## [SHORT EXERCISE]
Word for word, retype every entry in the listing.

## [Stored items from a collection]
* * * *

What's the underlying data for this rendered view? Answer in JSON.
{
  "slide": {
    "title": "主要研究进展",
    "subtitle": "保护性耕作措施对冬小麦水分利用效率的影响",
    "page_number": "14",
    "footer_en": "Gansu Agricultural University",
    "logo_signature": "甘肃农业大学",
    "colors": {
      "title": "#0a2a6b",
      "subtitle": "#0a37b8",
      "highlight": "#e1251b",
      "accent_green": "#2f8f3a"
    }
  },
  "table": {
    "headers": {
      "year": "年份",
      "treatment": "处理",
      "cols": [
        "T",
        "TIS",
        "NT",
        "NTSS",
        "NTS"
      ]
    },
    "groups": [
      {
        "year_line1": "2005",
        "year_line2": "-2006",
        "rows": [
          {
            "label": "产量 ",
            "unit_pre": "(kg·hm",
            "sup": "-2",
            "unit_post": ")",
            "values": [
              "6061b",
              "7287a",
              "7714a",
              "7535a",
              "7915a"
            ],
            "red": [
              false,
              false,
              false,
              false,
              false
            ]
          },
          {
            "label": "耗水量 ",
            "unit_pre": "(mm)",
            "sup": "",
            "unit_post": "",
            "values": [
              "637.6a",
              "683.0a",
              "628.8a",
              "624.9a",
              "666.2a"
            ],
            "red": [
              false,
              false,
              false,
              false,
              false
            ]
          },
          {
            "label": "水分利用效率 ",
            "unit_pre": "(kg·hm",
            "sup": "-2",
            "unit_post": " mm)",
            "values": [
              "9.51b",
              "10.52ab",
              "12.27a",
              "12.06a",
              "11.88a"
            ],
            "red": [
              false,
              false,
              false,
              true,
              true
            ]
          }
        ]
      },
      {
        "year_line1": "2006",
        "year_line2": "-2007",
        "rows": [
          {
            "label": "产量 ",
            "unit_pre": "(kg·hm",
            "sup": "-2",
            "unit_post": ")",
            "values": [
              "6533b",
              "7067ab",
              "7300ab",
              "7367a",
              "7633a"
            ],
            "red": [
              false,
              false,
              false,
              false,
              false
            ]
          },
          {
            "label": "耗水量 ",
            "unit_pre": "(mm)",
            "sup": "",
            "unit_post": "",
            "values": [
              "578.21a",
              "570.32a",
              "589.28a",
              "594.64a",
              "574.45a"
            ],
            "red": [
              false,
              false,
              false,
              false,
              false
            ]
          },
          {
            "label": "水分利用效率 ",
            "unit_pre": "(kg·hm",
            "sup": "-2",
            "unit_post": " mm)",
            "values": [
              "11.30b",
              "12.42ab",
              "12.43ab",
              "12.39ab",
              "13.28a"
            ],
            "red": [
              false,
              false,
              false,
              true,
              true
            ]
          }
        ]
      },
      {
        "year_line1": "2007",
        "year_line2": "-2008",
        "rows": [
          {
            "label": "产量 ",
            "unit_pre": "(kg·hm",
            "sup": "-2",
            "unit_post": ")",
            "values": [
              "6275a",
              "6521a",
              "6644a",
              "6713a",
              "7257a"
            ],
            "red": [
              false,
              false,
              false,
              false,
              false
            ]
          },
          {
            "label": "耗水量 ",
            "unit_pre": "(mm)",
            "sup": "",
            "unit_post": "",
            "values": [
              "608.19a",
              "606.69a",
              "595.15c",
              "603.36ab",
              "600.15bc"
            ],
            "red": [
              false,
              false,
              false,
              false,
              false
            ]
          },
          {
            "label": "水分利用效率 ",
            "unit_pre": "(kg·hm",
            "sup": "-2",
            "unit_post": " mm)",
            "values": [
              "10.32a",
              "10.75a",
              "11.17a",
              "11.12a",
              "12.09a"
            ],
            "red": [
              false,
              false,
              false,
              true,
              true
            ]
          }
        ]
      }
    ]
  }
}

* * * *

## [ANSWER FOR THIS EXERCISE]
What's the underlying data for this rendered view? Answer in JSON.
{
  "slide": {
    "title": "主要研究进展",
    "subtitle": "保护性耕作措施对冬小麦水分利用效率的影响",
    "page_number": "14",
    "footer_en": "Gansu Agricultural University",
    "logo_signature": "甘肃农业大学",
    "colors": {
      "title": "#0a2a6b",
      "subtitle": "#0a37b8",
      "highlight": "#e1251b",
      "accent_green": "#2f8f3a"
    }
  },
  "table": {
    "headers": {
      "year": "年份",
      "treatment": "处理",
      "cols": [
        "T",
        "TIS",
        "NT",
        "NTSS",
        "NTS"
      ]
    },
    "groups": [
      {
        "year_line1": "2005",
        "year_line2": "-2006",
        "rows": [
          {
            "label": "产量 ",
            "unit_pre": "(kg·hm",
            "sup": "-2",
            "unit_post": ")",
            "values": [
              "6061b",
              "7287a",
              "7714a",
              "7535a",
              "7915a"
            ],
            "red": [
              false,
              false,
              false,
              false,
              false
            ]
          },
          {
            "label": "耗水量 ",
            "unit_pre": "(mm)",
            "sup": "",
            "unit_post": "",
            "values": [
              "637.6a",
              "683.0a",
              "628.8a",
              "624.9a",
              "666.2a"
            ],
            "red": [
              false,
              false,
              false,
              false,
              false
            ]
          },
          {
            "label": "水分利用效率 ",
            "unit_pre": "(kg·hm",
            "sup": "-2",
            "unit_post": " mm)",
            "values": [
              "9.51b",
              "10.52ab",
              "12.27a",
              "12.06a",
              "11.88a"
            ],
            "red": [
              false,
              false,
              false,
              true,
              true
            ]
          }
        ]
      },
      {
        "year_line1": "2006",
        "year_line2": "-2007",
        "rows": [
          {
            "label": "产量 ",
            "unit_pre": "(kg·hm",
            "sup": "-2",
            "unit_post": ")",
            "values": [
              "6533b",
              "7067ab",
              "7300ab",
              "7367a",
              "7633a"
            ],
            "red": [
              false,
              false,
              false,
              false,
              false
            ]
          },
          {
            "label": "耗水量 ",
            "unit_pre": "(mm)",
            "sup": "",
            "unit_post": "",
            "values": [
              "578.21a",
              "570.32a",
              "589.28a",
              "594.64a",
              "574.45a"
            ],
            "red": [
              false,
              false,
              false,
              false,
              false
            ]
          },
          {
            "label": "水分利用效率 ",
            "unit_pre": "(kg·hm",
            "sup": "-2",
            "unit_post": " mm)",
            "values": [
              "11.30b",
              "12.42ab",
              "12.43ab",
              "12.39ab",
              "13.28a"
            ],
            "red": [
              false,
              false,
              false,
              true,
              true
            ]
          }
        ]
      },
      {
        "year_line1": "2007",
        "year_line2": "-2008",
        "rows": [
          {
            "label": "产量 ",
            "unit_pre": "(kg·hm",
            "sup": "-2",
            "unit_post": ")",
            "values": [
              "6275a",
              "6521a",
              "6644a",
              "6713a",
              "7257a"
            ],
            "red": [
              false,
              false,
              false,
              false,
              false
            ]
          },
          {
            "label": "耗水量 ",
            "unit_pre": "(mm)",
            "sup": "",
            "unit_post": "",
            "values": [
              "608.19a",
              "606.69a",
              "595.15c",
              "603.36ab",
              "600.15bc"
            ],
            "red": [
              false,
              false,
              false,
              false,
              false
            ]
          },
          {
            "label": "水分利用效率 ",
            "unit_pre": "(kg·hm",
            "sup": "-2",
            "unit_post": " mm)",
            "values": [
              "10.32a",
              "10.75a",
              "11.17a",
              "11.12a",
              "12.09a"
            ],
            "red": [
              false,
              false,
              false,
              true,
              true
            ]
          }
        ]
      }
    ]
  }
}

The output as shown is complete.